CONSIGNE ÉCRITE 1 = D'après l'extrait sur la renonciation de M. Holmes, à quelle date la période normale de nouvelle cotisation pour son année d'imposition 1993 a-t-elle pris fin ?
CONSIGNE ÉCRITE 2 = Reproduisez à l'identique le passage de l'extrait sur la renonciation de M. Holmes qui va de « [4]     Le ministre » jusqu'à « les preuves soumises. ».

Une renonciation signée par M. Holmes a‑t‑elle été présentée au ministre au sens du paragraphe 152(4) de la Loi de l'impôt sur le revenu?

 

[4]     Le ministre peut établir une nouvelle cotisation d'impôt pour une année d'imposition après l'expiration de la période normale de nouvelle cotisation seulement si le contribuable a présenté au ministre une renonciation, selon le formulaire prescrit, au cours de la période normale de nouvelle cotisation applicable au contribuable pour cette année d'imposition[2]. C'est au ministre qu'il incombe de prouver que la renonciation a été présentée. Bien que la Loi fixe la forme que doit prendre la renonciation, elle ne prévoit ni ne définit autrement la façon dont elle doit être présentée; en conséquence, la question de savoir si une renonciation a été « présentée » sera déterminée par les preuves soumises.

 

[5]     La période normale de nouvelle cotisation pour l'année d'imposition 1993 de M. Holmes a pris fin le 6 juin 1997. Pour corroborer sa position selon laquelle la renonciation de M. Holmes a été présentée en bonne et due forme avant cette date, la Couronne a fait comparaître M. LeDuc, le vérificateur. Ce dernier croyait que, le 4 juin 1997, il s'était rendu dans les bureaux de Ernst & Young, les comptables de M. Holmes, pour recueillir les renonciations signées de M. et Mme Holmes auprès d'une certaine Mme Lecomte. Aucune des parties n'a fait comparaître cette dernière, même si son témoignage aurait pu être utile. Monsieur LeDuc a témoigné qu'il se rappelait être retourné à son bureau avec les renonciations et avoir photocopié les originaux. Il les a alors données à une commis, qui y a apposé la date au moyen d'un timbre, puis les lui a rendues. Il les a ensuite vraisemblablement versées dans leur dossier « de travail » respectif, ou peut‑être dans le « dossier des documents permanents ». Il s'est finalement rendu au poste de travail de son superviseur, Jim Taylor, pour l'informer qu'il avait obtenu les renonciations.

 

[6]     Ce témoignage détaillé est cependant incompatible avec le compte rendu fait antérieurement par M. LeDuc à Christine Spettigue, l'agente des appels de l'ADRC qui a fait l'objet d'un interrogatoire préalable en juillet 2002. Étant donné que M. LeDuc avait quitté le ministère en 2001 et que Mme Spettigue n'avait pas pris part à l'étape de la vérification, cette dernière a consulté M. LeDuc afin de remplir certains engagements pris au moment de l'interrogatoire préalable. Après avoir consulté M. LeDuc, Mme Spettigue a dactylographié ses réponses aux engagements (confirmées à l'audience) en s'appuyant sur les notes qu'elle avait prises au cours de leur conversation :

 

[TRADUCTION]

 

Monsieur LeDuc ne se souvenait pas précisément du moment où il a reçu les renonciations. Il affirme qu'il les aurait classées avec les autres documents qu'il conservait pour le dossier[3].

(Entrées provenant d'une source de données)
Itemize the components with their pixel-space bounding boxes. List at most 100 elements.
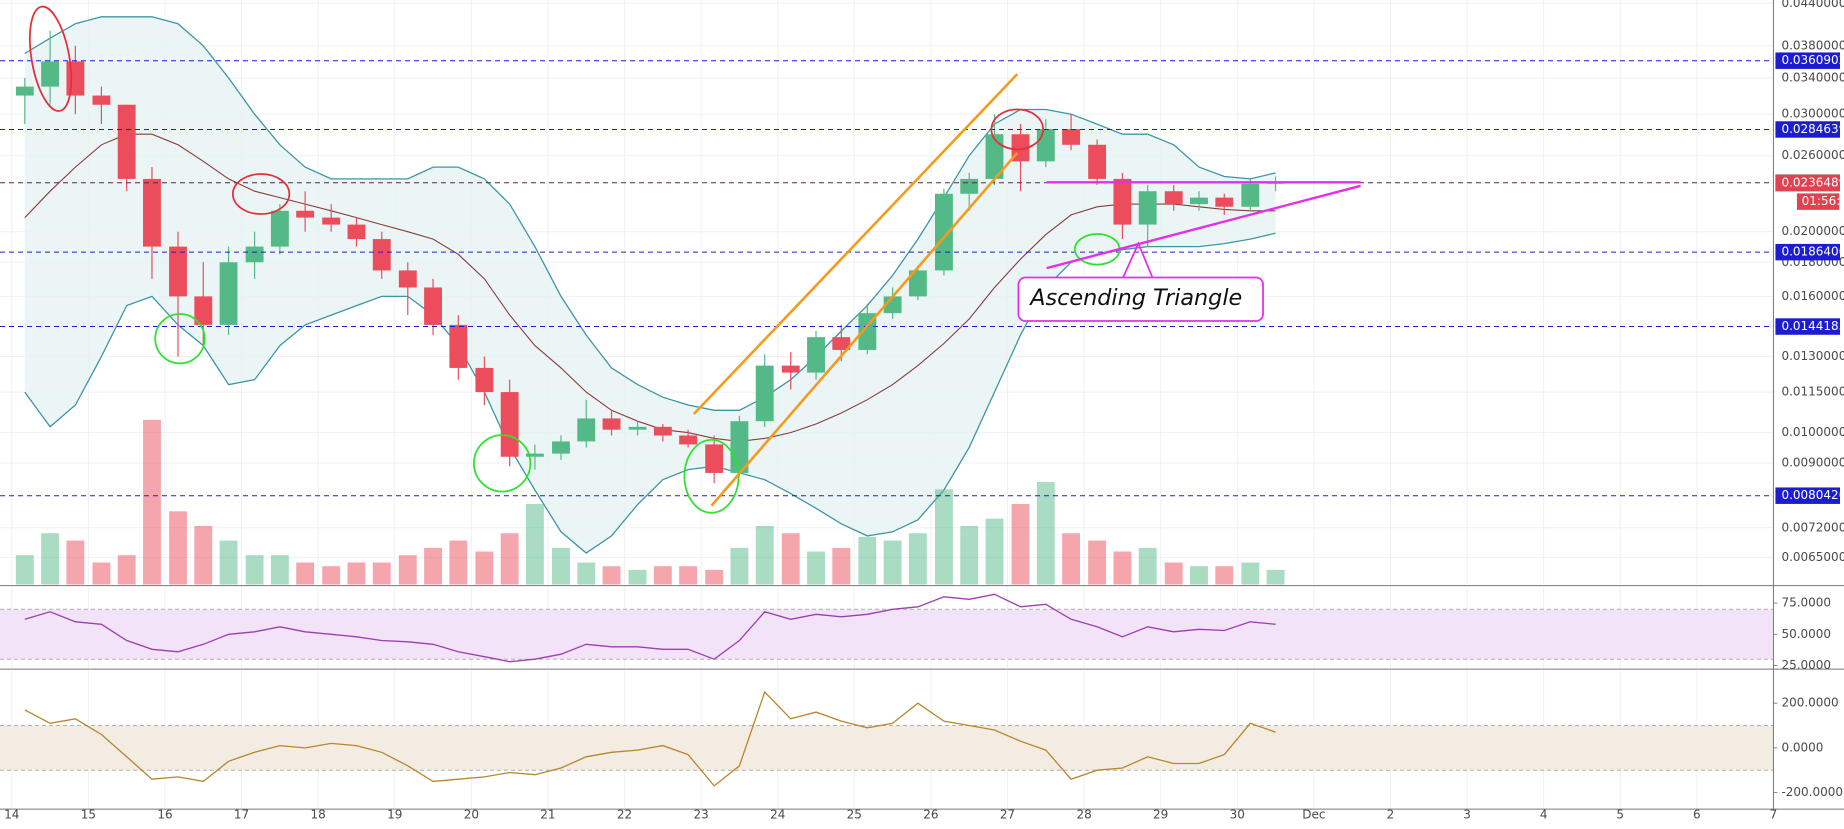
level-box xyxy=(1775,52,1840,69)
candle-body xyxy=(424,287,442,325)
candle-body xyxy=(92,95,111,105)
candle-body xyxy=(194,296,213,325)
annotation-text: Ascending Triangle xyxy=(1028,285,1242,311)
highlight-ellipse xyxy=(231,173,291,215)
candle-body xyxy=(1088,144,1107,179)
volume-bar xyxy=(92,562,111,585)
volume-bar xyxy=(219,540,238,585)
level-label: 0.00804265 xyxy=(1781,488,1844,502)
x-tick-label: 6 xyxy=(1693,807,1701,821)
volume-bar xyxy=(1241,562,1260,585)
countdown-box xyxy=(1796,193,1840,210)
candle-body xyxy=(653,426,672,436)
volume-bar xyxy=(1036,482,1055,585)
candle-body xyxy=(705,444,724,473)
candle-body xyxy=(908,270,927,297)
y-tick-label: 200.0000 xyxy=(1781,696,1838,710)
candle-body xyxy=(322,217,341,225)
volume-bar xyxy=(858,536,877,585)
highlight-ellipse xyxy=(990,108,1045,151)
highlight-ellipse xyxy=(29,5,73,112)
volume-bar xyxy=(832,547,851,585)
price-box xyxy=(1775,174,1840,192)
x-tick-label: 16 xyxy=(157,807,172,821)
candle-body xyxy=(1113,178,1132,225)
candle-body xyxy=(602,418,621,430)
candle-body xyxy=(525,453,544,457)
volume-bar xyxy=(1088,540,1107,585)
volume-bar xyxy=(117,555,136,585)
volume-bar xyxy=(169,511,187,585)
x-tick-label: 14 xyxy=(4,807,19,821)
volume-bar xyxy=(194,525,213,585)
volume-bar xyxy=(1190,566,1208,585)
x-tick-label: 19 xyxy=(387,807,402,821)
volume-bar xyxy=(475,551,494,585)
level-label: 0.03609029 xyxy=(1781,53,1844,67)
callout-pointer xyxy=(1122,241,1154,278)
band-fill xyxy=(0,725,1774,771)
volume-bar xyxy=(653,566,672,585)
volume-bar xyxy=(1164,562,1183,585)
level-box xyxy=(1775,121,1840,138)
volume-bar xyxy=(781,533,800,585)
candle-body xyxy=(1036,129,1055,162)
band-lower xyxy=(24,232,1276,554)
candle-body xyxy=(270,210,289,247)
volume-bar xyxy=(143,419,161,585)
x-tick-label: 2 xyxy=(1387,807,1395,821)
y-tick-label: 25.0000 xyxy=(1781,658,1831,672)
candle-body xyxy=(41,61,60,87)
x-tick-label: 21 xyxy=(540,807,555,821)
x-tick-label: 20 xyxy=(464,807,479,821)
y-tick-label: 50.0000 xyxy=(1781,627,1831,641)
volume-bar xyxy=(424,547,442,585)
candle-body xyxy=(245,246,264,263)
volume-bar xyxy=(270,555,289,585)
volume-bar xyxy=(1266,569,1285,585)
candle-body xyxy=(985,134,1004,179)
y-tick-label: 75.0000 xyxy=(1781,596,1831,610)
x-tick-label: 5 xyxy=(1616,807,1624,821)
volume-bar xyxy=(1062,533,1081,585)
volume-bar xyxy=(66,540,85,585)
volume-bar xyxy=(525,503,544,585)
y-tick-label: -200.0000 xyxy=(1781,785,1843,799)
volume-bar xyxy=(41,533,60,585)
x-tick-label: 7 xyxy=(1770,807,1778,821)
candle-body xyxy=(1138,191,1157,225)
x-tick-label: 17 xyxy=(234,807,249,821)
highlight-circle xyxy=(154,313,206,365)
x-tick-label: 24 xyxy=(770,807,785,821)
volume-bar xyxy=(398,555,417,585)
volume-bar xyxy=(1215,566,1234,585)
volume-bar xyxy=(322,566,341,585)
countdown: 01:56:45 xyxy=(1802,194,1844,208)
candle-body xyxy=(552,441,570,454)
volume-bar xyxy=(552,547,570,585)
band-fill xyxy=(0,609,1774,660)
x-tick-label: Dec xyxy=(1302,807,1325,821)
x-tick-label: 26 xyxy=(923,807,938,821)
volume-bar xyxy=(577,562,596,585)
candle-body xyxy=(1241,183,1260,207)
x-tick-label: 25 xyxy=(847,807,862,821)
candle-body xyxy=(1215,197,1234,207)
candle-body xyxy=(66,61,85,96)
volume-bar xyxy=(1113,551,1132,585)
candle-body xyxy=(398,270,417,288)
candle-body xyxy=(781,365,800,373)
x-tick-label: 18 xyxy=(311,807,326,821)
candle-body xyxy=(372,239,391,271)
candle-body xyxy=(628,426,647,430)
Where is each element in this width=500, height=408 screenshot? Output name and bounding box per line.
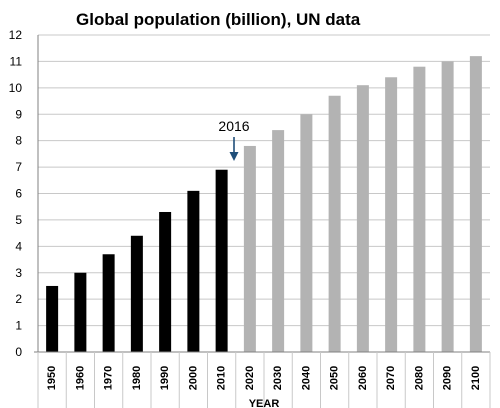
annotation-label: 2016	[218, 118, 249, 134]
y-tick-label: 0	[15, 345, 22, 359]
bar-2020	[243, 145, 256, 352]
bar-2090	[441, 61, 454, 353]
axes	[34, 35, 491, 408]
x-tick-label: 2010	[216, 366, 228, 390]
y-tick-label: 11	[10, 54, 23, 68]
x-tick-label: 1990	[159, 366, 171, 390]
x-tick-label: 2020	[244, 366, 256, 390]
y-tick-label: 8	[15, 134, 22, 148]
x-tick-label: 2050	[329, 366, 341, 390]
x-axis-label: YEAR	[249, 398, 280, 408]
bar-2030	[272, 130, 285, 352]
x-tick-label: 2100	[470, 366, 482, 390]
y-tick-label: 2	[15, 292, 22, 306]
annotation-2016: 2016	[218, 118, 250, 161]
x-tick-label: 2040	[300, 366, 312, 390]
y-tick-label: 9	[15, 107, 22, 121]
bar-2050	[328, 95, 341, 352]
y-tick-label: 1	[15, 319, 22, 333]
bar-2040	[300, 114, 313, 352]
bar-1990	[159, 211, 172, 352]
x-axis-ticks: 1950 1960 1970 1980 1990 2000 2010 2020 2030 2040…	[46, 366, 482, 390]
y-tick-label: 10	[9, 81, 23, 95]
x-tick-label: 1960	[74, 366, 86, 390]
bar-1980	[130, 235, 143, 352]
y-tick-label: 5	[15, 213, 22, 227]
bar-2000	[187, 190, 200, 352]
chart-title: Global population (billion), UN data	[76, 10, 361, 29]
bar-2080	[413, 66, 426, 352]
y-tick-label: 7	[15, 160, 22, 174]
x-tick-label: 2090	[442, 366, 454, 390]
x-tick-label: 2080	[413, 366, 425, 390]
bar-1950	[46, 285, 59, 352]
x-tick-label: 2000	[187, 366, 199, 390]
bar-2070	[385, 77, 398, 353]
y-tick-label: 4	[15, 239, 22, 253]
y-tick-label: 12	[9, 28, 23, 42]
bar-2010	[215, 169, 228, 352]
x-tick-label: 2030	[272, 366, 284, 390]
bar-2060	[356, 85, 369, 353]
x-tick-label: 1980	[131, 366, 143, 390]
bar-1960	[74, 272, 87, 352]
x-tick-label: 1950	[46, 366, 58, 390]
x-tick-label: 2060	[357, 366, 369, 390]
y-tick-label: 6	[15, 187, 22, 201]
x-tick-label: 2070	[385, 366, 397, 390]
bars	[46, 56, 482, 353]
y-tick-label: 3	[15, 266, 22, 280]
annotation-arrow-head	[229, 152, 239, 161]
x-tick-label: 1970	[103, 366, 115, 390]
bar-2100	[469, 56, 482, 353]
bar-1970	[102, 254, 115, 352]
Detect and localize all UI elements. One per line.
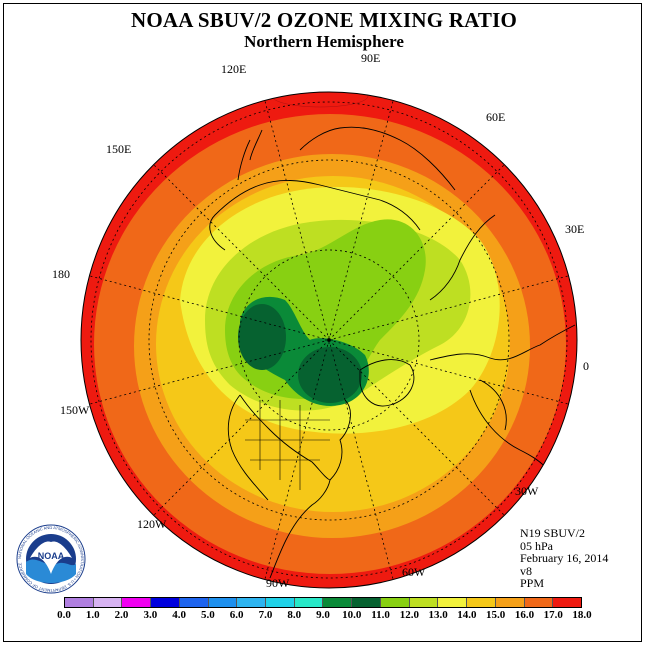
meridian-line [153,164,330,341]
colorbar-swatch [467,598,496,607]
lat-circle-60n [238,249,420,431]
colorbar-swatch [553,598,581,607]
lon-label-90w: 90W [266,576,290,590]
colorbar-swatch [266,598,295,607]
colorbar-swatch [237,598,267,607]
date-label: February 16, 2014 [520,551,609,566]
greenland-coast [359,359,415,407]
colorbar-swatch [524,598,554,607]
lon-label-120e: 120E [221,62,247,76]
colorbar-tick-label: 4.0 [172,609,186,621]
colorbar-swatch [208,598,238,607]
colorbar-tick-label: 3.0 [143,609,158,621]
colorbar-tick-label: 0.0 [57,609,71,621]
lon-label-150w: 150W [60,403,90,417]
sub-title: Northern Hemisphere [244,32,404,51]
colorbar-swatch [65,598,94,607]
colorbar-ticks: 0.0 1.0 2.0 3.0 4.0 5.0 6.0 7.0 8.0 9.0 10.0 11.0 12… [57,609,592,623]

RÉSULTAT 1 = Le 6 juin 1997.

RÉSULTAT 2 =
[4]     Le ministre peut établir une nouvelle cotisation d'impôt pour une année d'imposition après l'expiration de la période normale de nouvelle cotisation seulement si le contribuable a présenté au ministre une renonciation, selon le formulaire prescrit, au cours de la période normale de nouvelle cotisation applicable au contribuable pour cette année d'imposition[2]. C'est au ministre qu'il incombe de prouver que la renonciation a été présentée. Bien que la Loi fixe la forme que doit prendre la renonciation, elle ne prévoit ni ne définit autrement la façon dont elle doit être présentée; en conséquence, la question de savoir si une renonciation a été « présentée » sera déterminée par les preuves soumises.